═══ Testo citato ═══

E’ in corso un contenzioso con la ditta che aveva avuto l’appalto.
Verosimilmente, se mai verrà costruito, a Villa San Giovanni in Calabria o nei
pressi della laguna di Gazirri in Sicilia ci sarà un albo per i visitatori. Se
ci andrò, vi scriverò qualcosa d’analogo a quanto vergato nell’ormai ingiallito
album dei visitatori d’Inga.
Il
dibattito sull’opera è ripreso in questi giorni perché il presidente del Consiglio l’ha inclusa tra le priorità
del programma del governo (nella foto il premier Matteo Renzi ieri alla festa dei 110
anni di Salini-Impregilo). Numerosi esperti hanno messo in
dubbio la priorità dell’investimento (rispetto a quella d’altri progetti come
l’alta velocità ferroviaria). Altri pensano che si tratti unicamente di una
trovata elettorale di cui dopo il referendum (quale che sia l’esito) non si
parlerà più. Un elegante libro pubblicato dalla Società Ponte di Messina una
decina di anni fa solleva più interrogativi (sulla redditività economica e
finanziaria del progetto, e sulla sua stessa sostenibilità) di quelli a cui
risponde. In ogni caso, il general contractor (contraente generale)

═══ Materiale fornito ═══

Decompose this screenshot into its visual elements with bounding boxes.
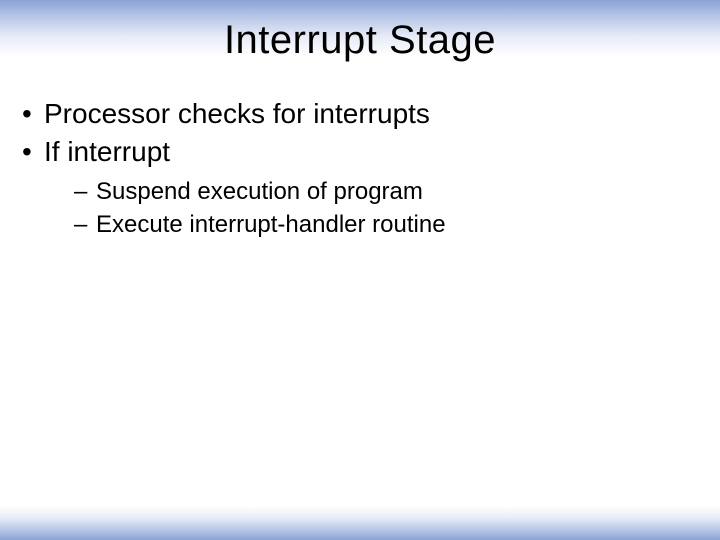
slide: Interrupt Stage Processor checks for int…	[0, 0, 720, 540]
sub-bullet-item: Execute interrupt-handler routine	[72, 209, 704, 241]
bullet-list: Processor checks for interrupts If inter…	[16, 96, 704, 241]
bullet-text: If interrupt	[44, 136, 170, 167]
sub-bullet-item: Suspend execution of program	[72, 176, 704, 208]
bullet-text: Processor checks for interrupts	[44, 98, 430, 129]
bullet-item: Processor checks for interrupts	[16, 96, 704, 132]
sub-bullet-list: Suspend execution of program Execute int…	[44, 176, 704, 241]
bottom-gradient	[0, 506, 720, 540]
sub-bullet-text: Suspend execution of program	[96, 178, 423, 205]
slide-content: Processor checks for interrupts If inter…	[16, 96, 704, 243]
bullet-item: If interrupt Suspend execution of progra…	[16, 134, 704, 241]
slide-title: Interrupt Stage	[0, 18, 720, 63]
sub-bullet-text: Execute interrupt-handler routine	[96, 211, 446, 238]
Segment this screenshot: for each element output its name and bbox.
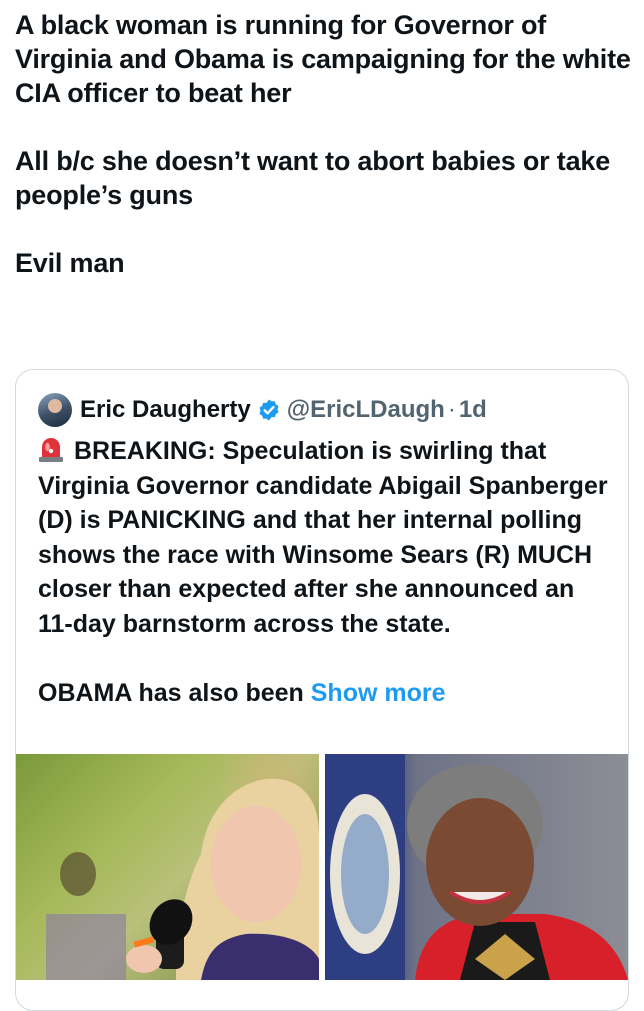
siren-icon xyxy=(38,435,64,463)
author-name[interactable]: Eric Daugherty xyxy=(80,396,251,424)
media-grid xyxy=(16,754,628,980)
tweet-paragraph: All b/c she doesn’t want to abort babies… xyxy=(15,146,611,210)
quote-paragraph: BREAKING: Speculation is swirling that V… xyxy=(38,434,613,641)
quoted-tweet-header: Eric Daugherty @EricLDaugh · 1d xyxy=(38,392,487,428)
quoted-tweet-body: BREAKING: Speculation is swirling that V… xyxy=(38,434,613,710)
verified-badge-icon xyxy=(257,398,281,422)
author-avatar[interactable] xyxy=(38,393,72,427)
photo-spanberger[interactable] xyxy=(16,754,319,980)
author-handle[interactable]: @EricLDaugh xyxy=(287,396,445,424)
tweet-text: A black woman is running for Governor of… xyxy=(15,8,635,280)
show-more-link[interactable]: Show more xyxy=(311,679,446,707)
quote-paragraph: OBAMA has also been Show more xyxy=(38,676,613,711)
quote-truncated-text: OBAMA has also been xyxy=(38,678,311,707)
tweet-paragraph: Evil man xyxy=(15,248,125,278)
quote-text: BREAKING: Speculation is swirling that V… xyxy=(38,437,608,638)
separator-dot: · xyxy=(447,396,456,423)
tweet-paragraph: A black woman is running for Governor of… xyxy=(15,10,631,108)
quoted-tweet-card[interactable]: Eric Daugherty @EricLDaugh · 1d BREAKING… xyxy=(15,369,629,1011)
photo-sears[interactable] xyxy=(325,754,628,980)
post-age[interactable]: 1d xyxy=(459,396,487,424)
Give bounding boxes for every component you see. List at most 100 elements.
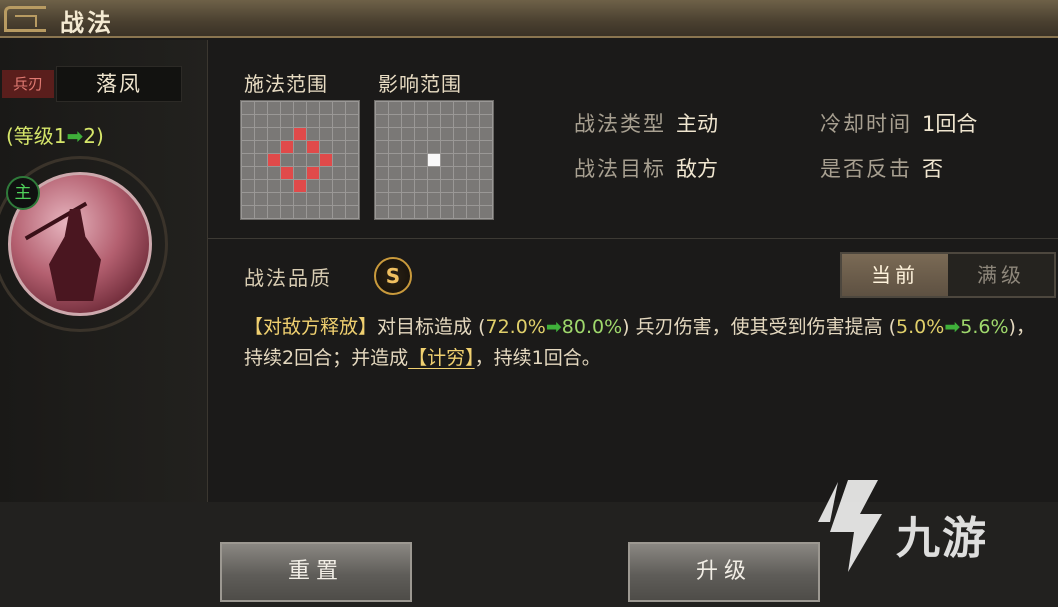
counter-key: 是否反击: [820, 157, 912, 181]
range-cell: [415, 115, 427, 127]
range-cell: [454, 154, 466, 166]
range-cell: [333, 154, 345, 166]
range-cell: [376, 206, 388, 218]
main-general-badge: 主: [6, 176, 40, 210]
range-cell: [467, 154, 479, 166]
range-cell: [389, 167, 401, 179]
range-cell: [255, 102, 267, 114]
range-cell: [376, 141, 388, 153]
page-title: 战法: [60, 9, 114, 37]
range-cell: [402, 180, 414, 192]
range-cell: [294, 167, 306, 179]
range-cell: [333, 180, 345, 192]
weapon-type-tag: 兵刃: [2, 70, 54, 98]
range-cell: [480, 180, 492, 192]
range-cell: [402, 167, 414, 179]
range-cell: [467, 102, 479, 114]
range-cell: [376, 193, 388, 205]
range-cell: [294, 206, 306, 218]
range-cell: [268, 167, 280, 179]
range-cell: [346, 154, 358, 166]
range-cell: [268, 193, 280, 205]
range-cell-active: [294, 180, 306, 192]
range-cell: [376, 128, 388, 140]
range-cell: [441, 180, 453, 192]
range-cell: [307, 128, 319, 140]
range-cell: [402, 154, 414, 166]
range-cell-active: [428, 154, 440, 166]
skill-description: 【对敌方释放】对目标造成 (72.0%➡80.0%) 兵刃伤害，使其受到伤害提高…: [244, 312, 1050, 374]
range-cell: [320, 115, 332, 127]
range-cell: [402, 206, 414, 218]
range-cell: [346, 167, 358, 179]
range-cell: [441, 141, 453, 153]
range-cell: [441, 102, 453, 114]
range-cell: [346, 180, 358, 192]
range-cell: [294, 102, 306, 114]
range-cell: [281, 154, 293, 166]
range-cell: [242, 141, 254, 153]
counter-value: 否: [922, 157, 943, 181]
damage-taken-new: 5.6%: [960, 316, 1009, 338]
range-cell-active: [281, 141, 293, 153]
range-cell-active: [307, 141, 319, 153]
range-cell: [467, 206, 479, 218]
range-cell: [389, 180, 401, 192]
watermark-logo-icon: [818, 480, 882, 572]
range-cell: [402, 102, 414, 114]
range-cell: [428, 128, 440, 140]
skill-level: (等级1➡2): [6, 120, 104, 149]
range-cell: [294, 115, 306, 127]
section-divider: [208, 238, 1058, 239]
status-keyword-link[interactable]: 【计穷】: [408, 347, 475, 369]
upgrade-arrow-icon: ➡: [944, 316, 961, 338]
tab-max-level[interactable]: 满级: [948, 254, 1054, 296]
range-cell: [415, 154, 427, 166]
range-cell: [320, 102, 332, 114]
range-cell: [454, 115, 466, 127]
range-cell: [268, 206, 280, 218]
range-cell: [402, 141, 414, 153]
range-cell-active: [281, 167, 293, 179]
range-cell: [242, 102, 254, 114]
range-cell: [415, 193, 427, 205]
range-cell: [333, 167, 345, 179]
range-cell: [441, 115, 453, 127]
range-cell: [454, 180, 466, 192]
range-cell: [307, 206, 319, 218]
range-cell: [333, 193, 345, 205]
range-cell: [333, 141, 345, 153]
range-cell: [428, 180, 440, 192]
tab-current[interactable]: 当前: [842, 254, 948, 296]
skill-target-value: 敌方: [676, 157, 718, 181]
range-cell: [346, 128, 358, 140]
watermark-text: 九游: [896, 513, 988, 564]
cooldown-row: 冷却时间 1回合: [820, 108, 977, 138]
title-bar: 战法: [0, 0, 1058, 38]
range-cell: [480, 102, 492, 114]
reset-button[interactable]: 重置: [220, 542, 412, 602]
range-cell: [480, 167, 492, 179]
range-cell: [480, 128, 492, 140]
cooldown-value: 1回合: [922, 112, 978, 136]
range-cell: [320, 180, 332, 192]
upgrade-button[interactable]: 升级: [628, 542, 820, 602]
range-cell: [480, 154, 492, 166]
range-cell: [415, 128, 427, 140]
range-cell: [467, 193, 479, 205]
skill-target-key: 战法目标: [574, 157, 666, 181]
range-cell: [255, 167, 267, 179]
cast-range-grid: [240, 100, 360, 220]
cooldown-key: 冷却时间: [820, 112, 912, 136]
range-cell: [242, 180, 254, 192]
range-cell: [376, 115, 388, 127]
range-cell: [428, 115, 440, 127]
range-cell: [346, 141, 358, 153]
damage-rate-new: 80.0%: [561, 316, 623, 338]
range-cell: [307, 154, 319, 166]
range-cell: [242, 193, 254, 205]
range-cell: [333, 115, 345, 127]
range-cell: [441, 193, 453, 205]
skill-quality-label: 战法品质: [244, 266, 332, 290]
range-cell: [454, 206, 466, 218]
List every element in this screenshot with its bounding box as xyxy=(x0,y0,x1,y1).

═══

> [Scopo dell'esercizio]:
Scrivi il seguito del testo sul ponte di Messina, riprendendo da dove si ferma.

> [Risultato dell'esercizio]:
responsabile per l’opera complessiva è già in pista poiché la gara è stata
svolta durante la XIV legislatura. E’ Impregilo. Il finanziamento dovrebbe
essere attuato con una modalità parziale di “finanza di progetto” (40%
pubblico, 60% privato). Ci sono dubbi sui costi finanziari probabilmente
lievitati da 5.130 milioni di euro (6.036 milioni di euro tenendo conto degli
interessi capitalizzati durante il periodo di costruzione) a circa 10.000
milioni di euro, a ragione dei ritardi subiti in seguito alla decisione del
governo Prodi di accantonare il progetto. Ciò comporta, quindi, un aumento del
finanziamento pubblico (da 2.583 del programma originario a circa 6 miliardi
d’euro) ed un aggiustamento conseguente di quello privato. L’attenzione, pure
internazionale, è sul reperimento dei finanziamenti privati e delle condizioni
a cui essi saranno messi in campo, data la turbolenza ancora in atto nei
mercati finanziari mondiali.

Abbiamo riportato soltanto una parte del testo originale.